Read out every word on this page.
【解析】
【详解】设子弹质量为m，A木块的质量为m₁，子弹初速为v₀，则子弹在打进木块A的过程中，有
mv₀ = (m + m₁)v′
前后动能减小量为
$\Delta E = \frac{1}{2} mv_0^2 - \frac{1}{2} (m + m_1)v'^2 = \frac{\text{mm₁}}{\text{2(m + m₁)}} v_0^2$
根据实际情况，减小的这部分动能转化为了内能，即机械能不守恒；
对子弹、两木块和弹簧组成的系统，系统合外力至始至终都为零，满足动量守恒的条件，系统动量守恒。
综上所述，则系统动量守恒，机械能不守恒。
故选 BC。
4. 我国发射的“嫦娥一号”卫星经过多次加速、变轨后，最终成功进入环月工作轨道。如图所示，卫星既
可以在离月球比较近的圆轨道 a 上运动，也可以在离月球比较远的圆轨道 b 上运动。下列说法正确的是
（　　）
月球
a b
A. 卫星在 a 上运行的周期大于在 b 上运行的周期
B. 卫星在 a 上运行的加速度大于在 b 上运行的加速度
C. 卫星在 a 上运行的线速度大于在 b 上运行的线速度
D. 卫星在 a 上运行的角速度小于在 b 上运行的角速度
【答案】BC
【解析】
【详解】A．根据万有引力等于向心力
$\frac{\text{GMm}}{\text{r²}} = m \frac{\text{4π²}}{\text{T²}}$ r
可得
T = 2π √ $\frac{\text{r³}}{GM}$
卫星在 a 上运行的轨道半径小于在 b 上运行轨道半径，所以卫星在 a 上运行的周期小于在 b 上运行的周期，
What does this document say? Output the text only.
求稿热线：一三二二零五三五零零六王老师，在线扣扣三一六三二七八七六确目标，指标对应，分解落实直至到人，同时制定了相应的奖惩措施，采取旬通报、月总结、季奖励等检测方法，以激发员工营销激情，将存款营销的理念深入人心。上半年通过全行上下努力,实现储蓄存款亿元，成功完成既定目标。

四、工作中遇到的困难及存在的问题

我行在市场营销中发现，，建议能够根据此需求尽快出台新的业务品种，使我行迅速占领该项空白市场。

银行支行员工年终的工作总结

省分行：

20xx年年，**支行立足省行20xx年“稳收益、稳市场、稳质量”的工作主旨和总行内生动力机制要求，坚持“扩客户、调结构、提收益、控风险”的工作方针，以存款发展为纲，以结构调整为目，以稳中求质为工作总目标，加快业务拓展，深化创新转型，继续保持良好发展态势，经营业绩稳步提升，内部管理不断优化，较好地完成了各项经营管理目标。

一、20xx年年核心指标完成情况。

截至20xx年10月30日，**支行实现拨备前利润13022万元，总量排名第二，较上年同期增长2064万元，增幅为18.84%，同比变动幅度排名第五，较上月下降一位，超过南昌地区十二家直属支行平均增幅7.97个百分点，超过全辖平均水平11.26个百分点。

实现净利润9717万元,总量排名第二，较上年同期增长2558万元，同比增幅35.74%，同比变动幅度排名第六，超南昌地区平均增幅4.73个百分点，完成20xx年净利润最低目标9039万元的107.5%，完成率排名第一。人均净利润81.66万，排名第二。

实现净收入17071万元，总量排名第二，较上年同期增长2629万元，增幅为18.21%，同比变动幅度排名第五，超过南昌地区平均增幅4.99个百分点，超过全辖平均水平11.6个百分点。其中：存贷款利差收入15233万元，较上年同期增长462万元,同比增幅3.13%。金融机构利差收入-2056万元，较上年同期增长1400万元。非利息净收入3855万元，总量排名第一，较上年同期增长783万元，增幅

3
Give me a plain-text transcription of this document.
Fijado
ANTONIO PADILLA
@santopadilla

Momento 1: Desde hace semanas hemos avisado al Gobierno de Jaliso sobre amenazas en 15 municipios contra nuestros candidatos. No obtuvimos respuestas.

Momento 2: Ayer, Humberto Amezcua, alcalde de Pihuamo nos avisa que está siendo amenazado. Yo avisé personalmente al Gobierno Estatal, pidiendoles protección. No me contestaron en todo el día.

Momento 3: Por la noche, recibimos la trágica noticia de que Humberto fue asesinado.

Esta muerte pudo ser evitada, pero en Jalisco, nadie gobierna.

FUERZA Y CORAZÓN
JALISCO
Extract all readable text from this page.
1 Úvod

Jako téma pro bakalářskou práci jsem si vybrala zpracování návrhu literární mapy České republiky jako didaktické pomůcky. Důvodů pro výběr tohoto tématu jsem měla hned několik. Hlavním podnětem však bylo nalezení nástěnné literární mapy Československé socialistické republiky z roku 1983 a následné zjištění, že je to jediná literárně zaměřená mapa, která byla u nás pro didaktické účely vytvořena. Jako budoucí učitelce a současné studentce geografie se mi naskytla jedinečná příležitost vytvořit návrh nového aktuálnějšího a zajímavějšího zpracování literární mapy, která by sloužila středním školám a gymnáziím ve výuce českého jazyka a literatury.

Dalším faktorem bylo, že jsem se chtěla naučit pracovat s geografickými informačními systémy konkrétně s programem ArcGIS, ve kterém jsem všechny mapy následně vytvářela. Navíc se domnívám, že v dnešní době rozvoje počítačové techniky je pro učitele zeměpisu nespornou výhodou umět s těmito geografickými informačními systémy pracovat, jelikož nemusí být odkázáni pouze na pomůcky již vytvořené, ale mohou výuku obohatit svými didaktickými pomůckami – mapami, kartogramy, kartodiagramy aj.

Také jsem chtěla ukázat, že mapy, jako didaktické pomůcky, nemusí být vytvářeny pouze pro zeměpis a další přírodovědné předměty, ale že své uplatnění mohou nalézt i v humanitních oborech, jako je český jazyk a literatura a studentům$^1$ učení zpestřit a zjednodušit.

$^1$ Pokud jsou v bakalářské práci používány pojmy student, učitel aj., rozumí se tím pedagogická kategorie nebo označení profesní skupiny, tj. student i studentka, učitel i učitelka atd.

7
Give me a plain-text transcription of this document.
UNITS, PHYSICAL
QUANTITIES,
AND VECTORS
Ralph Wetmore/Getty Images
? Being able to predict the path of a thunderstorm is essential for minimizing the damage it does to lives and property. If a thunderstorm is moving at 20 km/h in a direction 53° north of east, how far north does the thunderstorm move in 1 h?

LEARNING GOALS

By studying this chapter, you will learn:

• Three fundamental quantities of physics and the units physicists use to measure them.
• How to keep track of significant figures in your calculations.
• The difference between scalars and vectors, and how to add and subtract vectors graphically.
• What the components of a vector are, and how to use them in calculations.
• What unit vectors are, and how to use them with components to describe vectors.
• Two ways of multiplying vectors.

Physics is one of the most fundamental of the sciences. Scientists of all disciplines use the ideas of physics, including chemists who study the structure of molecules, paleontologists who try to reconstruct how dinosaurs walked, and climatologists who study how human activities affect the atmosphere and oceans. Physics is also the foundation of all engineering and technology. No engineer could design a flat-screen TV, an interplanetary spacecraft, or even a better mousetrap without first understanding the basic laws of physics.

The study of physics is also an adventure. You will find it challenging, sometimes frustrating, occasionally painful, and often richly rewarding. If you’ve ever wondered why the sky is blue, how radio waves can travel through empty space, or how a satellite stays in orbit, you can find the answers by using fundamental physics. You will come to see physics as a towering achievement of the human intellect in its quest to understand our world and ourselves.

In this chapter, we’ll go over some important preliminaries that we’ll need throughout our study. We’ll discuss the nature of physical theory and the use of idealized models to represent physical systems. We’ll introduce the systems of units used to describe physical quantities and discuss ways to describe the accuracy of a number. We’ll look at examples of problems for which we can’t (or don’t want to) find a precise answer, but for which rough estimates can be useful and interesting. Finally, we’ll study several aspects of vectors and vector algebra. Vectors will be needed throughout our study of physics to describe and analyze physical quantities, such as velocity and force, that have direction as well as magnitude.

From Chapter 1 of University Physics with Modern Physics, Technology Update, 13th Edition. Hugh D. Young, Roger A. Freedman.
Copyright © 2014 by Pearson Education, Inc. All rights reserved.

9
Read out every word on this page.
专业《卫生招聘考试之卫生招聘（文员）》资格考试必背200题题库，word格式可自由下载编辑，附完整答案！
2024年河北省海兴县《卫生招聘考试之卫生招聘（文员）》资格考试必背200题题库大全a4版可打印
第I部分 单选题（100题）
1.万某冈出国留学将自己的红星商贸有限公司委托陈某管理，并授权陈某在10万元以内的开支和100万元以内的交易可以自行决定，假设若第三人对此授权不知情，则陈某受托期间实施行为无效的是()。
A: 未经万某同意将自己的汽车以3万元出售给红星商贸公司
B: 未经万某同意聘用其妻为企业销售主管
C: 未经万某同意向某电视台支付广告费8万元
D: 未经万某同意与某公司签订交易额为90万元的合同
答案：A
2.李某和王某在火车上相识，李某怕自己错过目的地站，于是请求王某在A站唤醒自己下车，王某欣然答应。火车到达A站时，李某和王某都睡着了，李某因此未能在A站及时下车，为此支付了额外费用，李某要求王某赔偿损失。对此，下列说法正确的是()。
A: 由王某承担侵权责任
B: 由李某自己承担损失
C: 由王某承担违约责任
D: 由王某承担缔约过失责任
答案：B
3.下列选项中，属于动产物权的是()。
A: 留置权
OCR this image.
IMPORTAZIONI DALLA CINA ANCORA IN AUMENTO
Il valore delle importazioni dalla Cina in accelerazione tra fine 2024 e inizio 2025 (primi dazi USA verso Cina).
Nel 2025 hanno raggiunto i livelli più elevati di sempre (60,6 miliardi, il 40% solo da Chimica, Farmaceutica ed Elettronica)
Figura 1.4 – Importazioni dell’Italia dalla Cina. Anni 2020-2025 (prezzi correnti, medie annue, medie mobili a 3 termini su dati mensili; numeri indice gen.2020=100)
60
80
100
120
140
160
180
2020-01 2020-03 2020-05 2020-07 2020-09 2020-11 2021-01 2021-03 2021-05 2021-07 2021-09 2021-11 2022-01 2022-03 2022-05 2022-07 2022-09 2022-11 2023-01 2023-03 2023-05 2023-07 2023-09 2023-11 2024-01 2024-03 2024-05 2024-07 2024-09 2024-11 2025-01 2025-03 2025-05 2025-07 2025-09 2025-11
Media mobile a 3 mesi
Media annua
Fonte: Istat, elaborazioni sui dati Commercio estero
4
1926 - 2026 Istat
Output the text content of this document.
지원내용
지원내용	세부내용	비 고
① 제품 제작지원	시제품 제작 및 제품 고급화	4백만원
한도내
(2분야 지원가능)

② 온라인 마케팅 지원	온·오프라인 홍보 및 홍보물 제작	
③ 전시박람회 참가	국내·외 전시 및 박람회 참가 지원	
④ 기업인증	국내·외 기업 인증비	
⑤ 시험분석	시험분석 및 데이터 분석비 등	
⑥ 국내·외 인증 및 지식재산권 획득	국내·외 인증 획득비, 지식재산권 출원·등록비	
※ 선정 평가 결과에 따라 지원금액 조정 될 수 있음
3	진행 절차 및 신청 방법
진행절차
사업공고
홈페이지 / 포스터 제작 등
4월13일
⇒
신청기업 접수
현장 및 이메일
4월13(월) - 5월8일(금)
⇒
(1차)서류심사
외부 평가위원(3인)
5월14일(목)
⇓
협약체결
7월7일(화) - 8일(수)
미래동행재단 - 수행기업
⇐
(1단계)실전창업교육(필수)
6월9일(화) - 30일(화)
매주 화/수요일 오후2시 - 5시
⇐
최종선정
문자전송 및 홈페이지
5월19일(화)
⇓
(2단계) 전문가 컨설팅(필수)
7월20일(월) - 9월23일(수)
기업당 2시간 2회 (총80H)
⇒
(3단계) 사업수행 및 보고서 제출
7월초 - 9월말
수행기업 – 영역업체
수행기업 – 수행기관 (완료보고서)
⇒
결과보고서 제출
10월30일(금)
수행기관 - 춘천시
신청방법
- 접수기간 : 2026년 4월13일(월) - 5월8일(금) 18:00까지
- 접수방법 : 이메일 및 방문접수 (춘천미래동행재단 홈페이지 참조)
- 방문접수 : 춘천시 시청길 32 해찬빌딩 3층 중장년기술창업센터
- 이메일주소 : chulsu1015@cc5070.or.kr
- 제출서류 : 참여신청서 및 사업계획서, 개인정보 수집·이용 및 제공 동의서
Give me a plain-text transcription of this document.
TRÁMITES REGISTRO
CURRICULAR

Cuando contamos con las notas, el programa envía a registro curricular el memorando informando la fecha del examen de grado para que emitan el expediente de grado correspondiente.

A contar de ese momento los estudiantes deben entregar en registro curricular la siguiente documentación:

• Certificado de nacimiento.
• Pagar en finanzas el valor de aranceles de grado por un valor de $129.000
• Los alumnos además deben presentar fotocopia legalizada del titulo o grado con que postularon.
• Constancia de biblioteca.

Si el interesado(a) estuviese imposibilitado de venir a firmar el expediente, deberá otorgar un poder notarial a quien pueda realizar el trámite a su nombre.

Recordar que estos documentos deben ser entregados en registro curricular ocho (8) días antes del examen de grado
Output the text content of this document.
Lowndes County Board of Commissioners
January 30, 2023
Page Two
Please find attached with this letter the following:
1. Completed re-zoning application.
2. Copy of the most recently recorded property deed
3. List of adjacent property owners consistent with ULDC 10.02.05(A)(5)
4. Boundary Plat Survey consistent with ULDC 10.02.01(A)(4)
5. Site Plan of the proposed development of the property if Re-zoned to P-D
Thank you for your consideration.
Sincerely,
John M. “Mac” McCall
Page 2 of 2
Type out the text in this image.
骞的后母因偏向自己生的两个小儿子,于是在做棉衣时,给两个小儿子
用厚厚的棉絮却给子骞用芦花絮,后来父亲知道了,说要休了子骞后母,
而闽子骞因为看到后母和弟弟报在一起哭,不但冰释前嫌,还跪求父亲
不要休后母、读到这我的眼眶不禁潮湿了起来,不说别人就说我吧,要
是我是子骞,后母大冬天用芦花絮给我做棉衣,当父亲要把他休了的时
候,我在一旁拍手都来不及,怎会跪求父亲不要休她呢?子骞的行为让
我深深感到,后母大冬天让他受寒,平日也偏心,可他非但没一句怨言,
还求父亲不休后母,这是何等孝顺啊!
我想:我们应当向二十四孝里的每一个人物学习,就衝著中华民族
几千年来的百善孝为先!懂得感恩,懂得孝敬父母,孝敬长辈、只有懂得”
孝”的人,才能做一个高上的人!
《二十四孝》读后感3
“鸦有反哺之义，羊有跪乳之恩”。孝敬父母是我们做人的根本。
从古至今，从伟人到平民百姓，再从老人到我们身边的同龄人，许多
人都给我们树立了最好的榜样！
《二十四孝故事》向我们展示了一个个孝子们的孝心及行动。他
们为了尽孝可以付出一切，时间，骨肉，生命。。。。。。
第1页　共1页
-=-=-
PROBLEM STATEMENT:
Look through the entries above. Extract each line with the word "mohou".

RESPONSE FOR THIS EXERCISE:
Dalším faktorem bylo, že jsem se chtěla naučit pracovat s geografickými informačními systémy konkrétně s programem ArcGIS, ve kterém jsem všechny mapy následně vytvářela. Navíc se domnívám, že v dnešní době rozvoje počítačové techniky je pro učitele zeměpisu nespornou výhodou umět s těmito geografickými informačními systémy pracovat, jelikož nemusí být odkázáni pouze na pomůcky již vytvořené, ale mohou výuku obohatit svými didaktickými pomůckami – mapami, kartogramy, kartodiagramy aj.
Také jsem chtěla ukázat, že mapy, jako didaktické pomůcky, nemusí být vytvářeny pouze pro zeměpis a další přírodovědné předměty, ale že své uplatnění mohou nalézt i v humanitních oborech, jako je český jazyk a literatura a studentům$^1$ učení zpestřit a zjednodušit.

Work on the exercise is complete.